◆ **SUPPLIED PASSAGE**:
= = = = = = =
The Atlantic Politics & Policy Daily: Peas and Thank You

Trump pardoned a 39-pound turkey named Peas during a ceremony in the White House Rose Garden.

Two turkeys from South Dakota get comfortable in their hotel room while waiting to be pardoned by President Donald Trump. (Jacquelyn Martin / AP)

Written by Elaine Godfrey (@elainejgodfrey), Olivia Paschal (@oliviacpaschal) and Madeleine Carlisle (@maddiecarlisle2)

Today in 5 Lines

  • President Donald Trump indicated in a statement that he will not take action against Saudi Arabia or Crown Prince Mohammad bin Salman over the murder of Saudi journalist Jamal Khashoggi: “It could very well be that the Crown Prince had knowledge of this tragic even—maybe he did and maybe he didn’t!"

  • House Democrats said they intend to investigate whether Ivanka Trump “complied with the law” after it was reported on Monday that the first daughter used a private email account to conduct government business throughout 2017.

  • Trump pardoned a 39-pound turkey named Peas during a ceremony in the White House Rose Garden.

  • Several major companies, including Walmart, requested that Senator Cindy Hyde-Smith return their campaign donations amid the controversy over the Mississippi Republican’s “public hanging” comments.

  • The National Weather Service announced that the smoky conditions in the Bay Area will soon dissipate, but warned of a high flooding risk in the areas ravaged by the Camp Fire. The fire has killed 79 people to date.

Today on The Atlantic

  • The Turkey Story You’ve Got to Read: After years of criticism from animal-rights activists, a small Arkansas town canceled its annual Thanksgiving tradition of throwing live turkeys out of a plane. But compared to the cruelties of the poultry industry, writes Annie Lowrey, “falling from a plane might be a reprieve for a turkey.”

  • Legal vs. Legitimate: Stacy Abrams declined to call Brian Kemp’s Georgia gubernatorial win “legitimate,” though she acknowledges it was “legal.” But any election where one side attempts to rig the rules to their advantage “deserve to bear the stigma of illegitimacy,” argues Adam Serwer.
= = = = = = =
◆ **INFORMATION SHOWN**:
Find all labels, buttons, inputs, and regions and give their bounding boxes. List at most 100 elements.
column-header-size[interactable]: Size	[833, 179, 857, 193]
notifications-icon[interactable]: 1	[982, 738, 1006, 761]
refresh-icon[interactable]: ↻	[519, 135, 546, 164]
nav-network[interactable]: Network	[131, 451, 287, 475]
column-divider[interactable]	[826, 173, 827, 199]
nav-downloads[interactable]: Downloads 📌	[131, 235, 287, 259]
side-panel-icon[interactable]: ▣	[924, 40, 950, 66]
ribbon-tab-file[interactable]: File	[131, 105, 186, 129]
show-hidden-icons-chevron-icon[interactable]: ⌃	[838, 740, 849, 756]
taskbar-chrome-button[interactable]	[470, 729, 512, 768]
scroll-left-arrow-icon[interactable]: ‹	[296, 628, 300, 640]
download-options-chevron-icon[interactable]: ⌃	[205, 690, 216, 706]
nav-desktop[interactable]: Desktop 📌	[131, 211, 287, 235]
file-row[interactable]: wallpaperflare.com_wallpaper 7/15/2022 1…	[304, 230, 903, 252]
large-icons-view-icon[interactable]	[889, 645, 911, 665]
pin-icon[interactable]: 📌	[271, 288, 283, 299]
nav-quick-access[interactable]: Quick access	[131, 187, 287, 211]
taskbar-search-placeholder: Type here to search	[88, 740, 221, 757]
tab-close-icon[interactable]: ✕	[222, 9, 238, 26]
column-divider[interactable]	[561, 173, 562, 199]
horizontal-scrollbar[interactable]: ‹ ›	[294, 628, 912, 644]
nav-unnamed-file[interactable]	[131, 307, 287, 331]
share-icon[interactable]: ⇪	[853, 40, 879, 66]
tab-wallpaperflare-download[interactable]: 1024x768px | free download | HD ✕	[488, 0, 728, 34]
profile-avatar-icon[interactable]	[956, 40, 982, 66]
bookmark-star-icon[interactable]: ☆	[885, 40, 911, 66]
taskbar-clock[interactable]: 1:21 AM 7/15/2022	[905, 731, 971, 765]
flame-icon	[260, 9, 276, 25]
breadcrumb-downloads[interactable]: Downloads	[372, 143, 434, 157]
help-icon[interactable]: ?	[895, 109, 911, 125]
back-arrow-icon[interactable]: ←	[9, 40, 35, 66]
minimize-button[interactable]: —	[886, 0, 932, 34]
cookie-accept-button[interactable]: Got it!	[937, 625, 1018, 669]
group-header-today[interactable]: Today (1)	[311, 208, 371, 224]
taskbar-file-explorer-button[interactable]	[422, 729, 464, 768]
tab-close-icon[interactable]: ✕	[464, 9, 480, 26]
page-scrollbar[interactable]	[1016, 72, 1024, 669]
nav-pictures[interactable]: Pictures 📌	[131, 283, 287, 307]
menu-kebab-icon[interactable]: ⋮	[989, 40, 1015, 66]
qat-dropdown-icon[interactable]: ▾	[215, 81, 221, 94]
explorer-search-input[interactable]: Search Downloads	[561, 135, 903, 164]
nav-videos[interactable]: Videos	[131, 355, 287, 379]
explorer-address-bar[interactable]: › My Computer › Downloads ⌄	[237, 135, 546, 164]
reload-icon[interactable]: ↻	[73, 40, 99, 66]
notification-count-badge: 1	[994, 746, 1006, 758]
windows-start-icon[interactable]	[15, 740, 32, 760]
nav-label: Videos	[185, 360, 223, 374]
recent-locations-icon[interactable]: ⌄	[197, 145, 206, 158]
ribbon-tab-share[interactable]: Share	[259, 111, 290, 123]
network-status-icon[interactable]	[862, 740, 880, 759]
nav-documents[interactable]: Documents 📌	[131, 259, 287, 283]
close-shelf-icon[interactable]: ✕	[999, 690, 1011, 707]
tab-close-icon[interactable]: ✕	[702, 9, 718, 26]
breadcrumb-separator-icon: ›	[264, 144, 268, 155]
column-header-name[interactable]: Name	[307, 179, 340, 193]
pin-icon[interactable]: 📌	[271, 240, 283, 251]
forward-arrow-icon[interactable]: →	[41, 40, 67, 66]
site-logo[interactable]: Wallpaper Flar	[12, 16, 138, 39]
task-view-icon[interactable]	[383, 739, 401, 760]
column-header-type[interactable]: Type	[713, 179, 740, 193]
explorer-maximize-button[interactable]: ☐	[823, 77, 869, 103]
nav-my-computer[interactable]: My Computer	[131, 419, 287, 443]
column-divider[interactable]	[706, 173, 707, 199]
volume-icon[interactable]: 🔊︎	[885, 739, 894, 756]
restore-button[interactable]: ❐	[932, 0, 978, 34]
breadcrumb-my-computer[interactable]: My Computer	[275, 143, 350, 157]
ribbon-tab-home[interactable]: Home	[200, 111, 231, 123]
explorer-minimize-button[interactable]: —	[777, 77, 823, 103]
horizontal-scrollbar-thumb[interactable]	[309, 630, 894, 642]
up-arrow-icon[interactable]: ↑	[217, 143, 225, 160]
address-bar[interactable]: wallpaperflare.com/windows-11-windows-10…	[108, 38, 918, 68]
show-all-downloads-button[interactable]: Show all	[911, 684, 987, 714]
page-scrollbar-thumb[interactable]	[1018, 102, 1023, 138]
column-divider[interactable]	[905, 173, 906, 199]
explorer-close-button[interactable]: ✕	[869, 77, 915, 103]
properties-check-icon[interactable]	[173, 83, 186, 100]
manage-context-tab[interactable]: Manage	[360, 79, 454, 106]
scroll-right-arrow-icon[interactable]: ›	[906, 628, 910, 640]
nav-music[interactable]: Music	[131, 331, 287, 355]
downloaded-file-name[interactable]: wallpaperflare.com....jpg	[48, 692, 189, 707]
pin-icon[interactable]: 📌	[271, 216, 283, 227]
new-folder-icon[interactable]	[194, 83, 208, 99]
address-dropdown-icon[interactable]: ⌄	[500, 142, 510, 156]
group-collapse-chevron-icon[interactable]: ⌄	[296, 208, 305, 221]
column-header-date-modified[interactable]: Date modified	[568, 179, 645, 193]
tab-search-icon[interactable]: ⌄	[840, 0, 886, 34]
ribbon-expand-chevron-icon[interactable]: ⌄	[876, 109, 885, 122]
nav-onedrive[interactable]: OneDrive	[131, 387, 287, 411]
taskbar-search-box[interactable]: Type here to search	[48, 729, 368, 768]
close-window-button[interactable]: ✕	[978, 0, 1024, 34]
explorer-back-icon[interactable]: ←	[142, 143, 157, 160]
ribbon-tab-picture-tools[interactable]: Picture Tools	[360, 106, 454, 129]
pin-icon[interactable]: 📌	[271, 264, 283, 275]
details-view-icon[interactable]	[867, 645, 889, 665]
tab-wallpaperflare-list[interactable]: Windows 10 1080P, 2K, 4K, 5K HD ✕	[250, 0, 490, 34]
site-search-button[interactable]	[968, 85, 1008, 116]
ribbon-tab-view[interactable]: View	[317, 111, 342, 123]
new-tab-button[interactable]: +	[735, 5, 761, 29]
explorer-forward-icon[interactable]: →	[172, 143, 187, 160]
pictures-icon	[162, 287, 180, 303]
= = = = = = =
◆ **ACTION ITEM A**:
According to the newsletter, why does Annie Lowrey say that falling from a plane might be a reprieve for a turkey? Answer in one to three sentences.
◆ **ACTION ITEM B**:
Repeat the newsletter's words from "Two turkeys from" to "business throughout 2017.".
The lines have no connection to the newsletter.

◆ **ANSWER BOX A**:
Lowrey makes the point by comparison with the poultry industry. Next to that industry's cruelties, being thrown from a plane might be a reprieve for a turkey.

◆ **ANSWER BOX B**:
Two turkeys from South Dakota get comfortable in their hotel room while waiting to be pardoned by President Donald Trump. (Jacquelyn Martin / AP)

Written by Elaine Godfrey (@elainejgodfrey), Olivia Paschal (@oliviacpaschal) and Madeleine Carlisle (@maddiecarlisle2)

Today in 5 Lines

  • President Donald Trump indicated in a statement that he will not take action against Saudi Arabia or Crown Prince Mohammad bin Salman over the murder of Saudi journalist Jamal Khashoggi: “It could very well be that the Crown Prince had knowledge of this tragic even—maybe he did and maybe he didn’t!"

  • House Democrats said they intend to investigate whether Ivanka Trump “complied with the law” after it was reported on Monday that the first daughter used a private email account to conduct government business throughout 2017.